PROBLEM DESCRIPTION:
Collect every line of the records below that contains the word "Byron".

PROVIDED ENTRIES:
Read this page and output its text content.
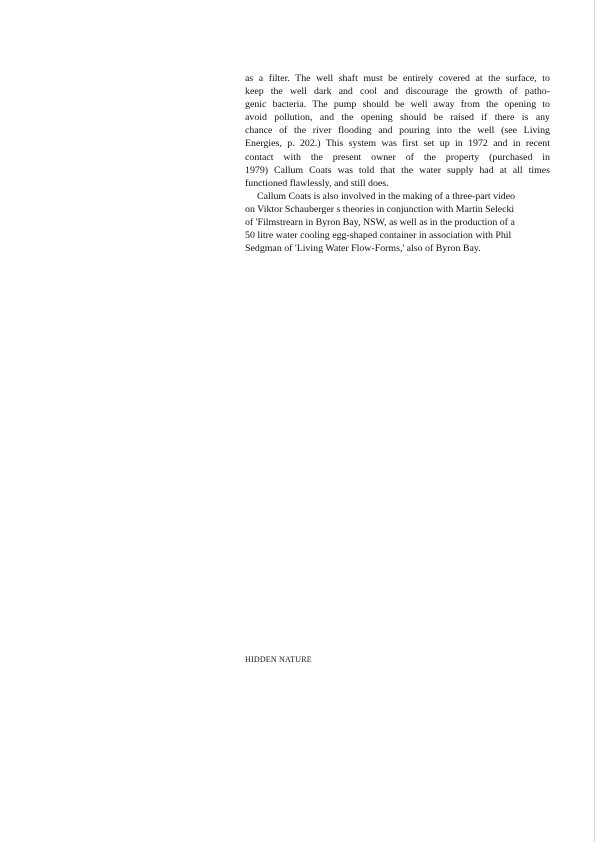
as a filter. The well shaft must be entirely covered at the surface, to
keep the well dark and cool and discourage the growth of patho-
genic bacteria. The pump should be well away from the opening to
avoid pollution, and the opening should be raised if there is any
chance of the river flooding and pouring into the well (see Living
Energies, p. 202.) This system was first set up in 1972 and in recent
contact with the present owner of the property (purchased in
1979) Callum Coats was told that the water supply had at all times
functioned flawlessly, and still does.
Callum Coats is also involved in the making of a three-part video
on Viktor Schauberger s theories in conjunction with Martin Selecki
of 'Filmstrearn in Byron Bay, NSW, as well as in the production of a
50 litre water cooling egg-shaped container in association with Phil
Sedgman of 'Living Water Flow-Forms,' also of Byron Bay.
HIDDEN NATURE
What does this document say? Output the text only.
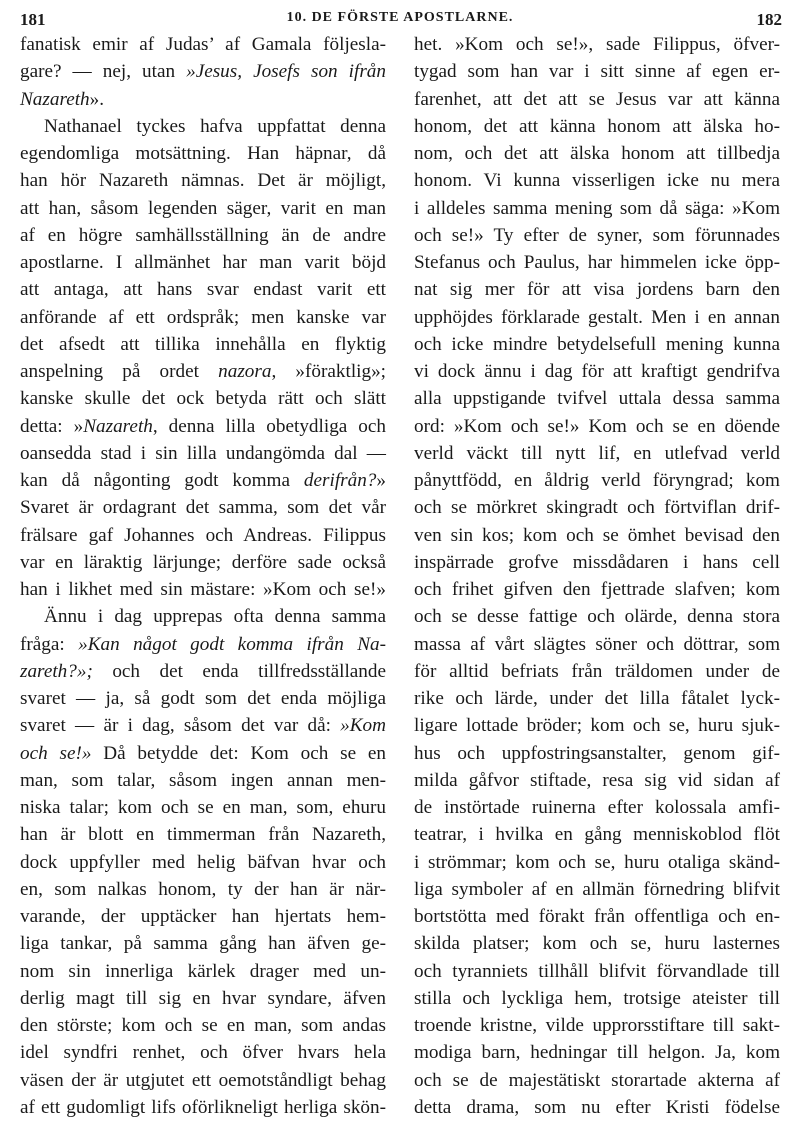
181	10. DE FÖRSTE APOSTLARNE.	182
fanatisk emir af Judas’ af Gamala följesla-
gare? — nej, utan »Jesus, Josefs son ifrån
Nazareth».
Nathanael tyckes hafva uppfattat denna
egendomliga motsättning. Han häpnar, då
han hör Nazareth nämnas. Det är möjligt,
att han, såsom legenden säger, varit en man
af en högre samhällsställning än de andre
apostlarne. I allmänhet har man varit böjd
att antaga, att hans svar endast varit ett
anförande af ett ordspråk; men kanske var
det afsedt att tillika innehålla en flyktig
anspelning på ordet nazora, »föraktlig»;
kanske skulle det ock betyda rätt och slätt
detta: »Nazareth, denna lilla obetydliga och
oansedda stad i sin lilla undangömda dal —
kan då någonting godt komma derifrån?»
Svaret är ordagrant det samma, som det vår
frälsare gaf Johannes och Andreas. Filippus
var en läraktig lärjunge; derföre sade också
han i likhet med sin mästare: »Kom och se!»
Ännu i dag upprepas ofta denna samma
fråga: »Kan något godt komma ifrån Na-
zareth?»; och det enda tillfredsställande
svaret — ja, så godt som det enda möjliga
svaret — är i dag, såsom det var då: »Kom
och se!» Då betydde det: Kom och se en
man, som talar, såsom ingen annan men-
niska talar; kom och se en man, som, ehuru
han är blott en timmerman från Nazareth,
dock uppfyller med helig bäfvan hvar och
en, som nalkas honom, ty der han är när-
varande, der upptäcker han hjertats hem-
liga tankar, på samma gång han äfven ge-
nom sin innerliga kärlek drager med un-
derlig magt till sig en hvar syndare, äfven
den störste; kom och se en man, som andas
idel syndfri renhet, och öfver hvars hela
väsen der är utgjutet ett oemotståndligt behag
af ett gudomligt lifs oförlikneligt herliga skön-
het. »Kom och se!», sade Filippus, öfver-
tygad som han var i sitt sinne af egen er-
farenhet, att det att se Jesus var att känna
honom, det att känna honom att älska ho-
nom, och det att älska honom att tillbedja
honom. Vi kunna visserligen icke nu mera
i alldeles samma mening som då säga: »Kom
och se!» Ty efter de syner, som förunnades
Stefanus och Paulus, har himmelen icke öpp-
nat sig mer för att visa jordens barn den
upphöjdes förklarade gestalt. Men i en annan
och icke mindre betydelsefull mening kunna
vi dock ännu i dag för att kraftigt gendrifva
alla uppstigande tvifvel uttala dessa samma
ord: »Kom och se!» Kom och se en döende
verld väckt till nytt lif, en utlefvad verld
pånyttfödd, en åldrig verld föryngrad; kom
och se mörkret skingradt och förtviflan drif-
ven sin kos; kom och se ömhet bevisad den
inspärrade grofve missdådaren i hans cell
och frihet gifven den fjettrade slafven; kom
och se desse fattige och olärde, denna stora
massa af vårt slägtes söner och döttrar, som
för alltid befriats från träldomen under de
rike och lärde, under det lilla fåtalet lyck-
ligare lottade bröder; kom och se, huru sjuk-
hus och uppfostringsanstalter, genom gif-
milda gåfvor stiftade, resa sig vid sidan af
de instörtade ruinerna efter kolossala amfi-
teatrar, i hvilka en gång menniskoblod flöt
i strömmar; kom och se, huru otaliga skänd-
liga symboler af en allmän förnedring blifvit
bortstötta med förakt från offentliga och en-
skilda platser; kom och se, huru lasternes
och tyranniets tillhåll blifvit förvandlade till
stilla och lyckliga hem, trotsige ateister till
troende kristne, vilde upprorsstiftare till sakt-
modiga barn, hedningar till helgon. Ja, kom
och se de majestätiskt storartade akterna af
detta drama, som nu efter Kristi födelse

ANSWER:
of 'Filmstrearn in Byron Bay, NSW, as well as in the production of a
Sedgman of 'Living Water Flow-Forms,' also of Byron Bay.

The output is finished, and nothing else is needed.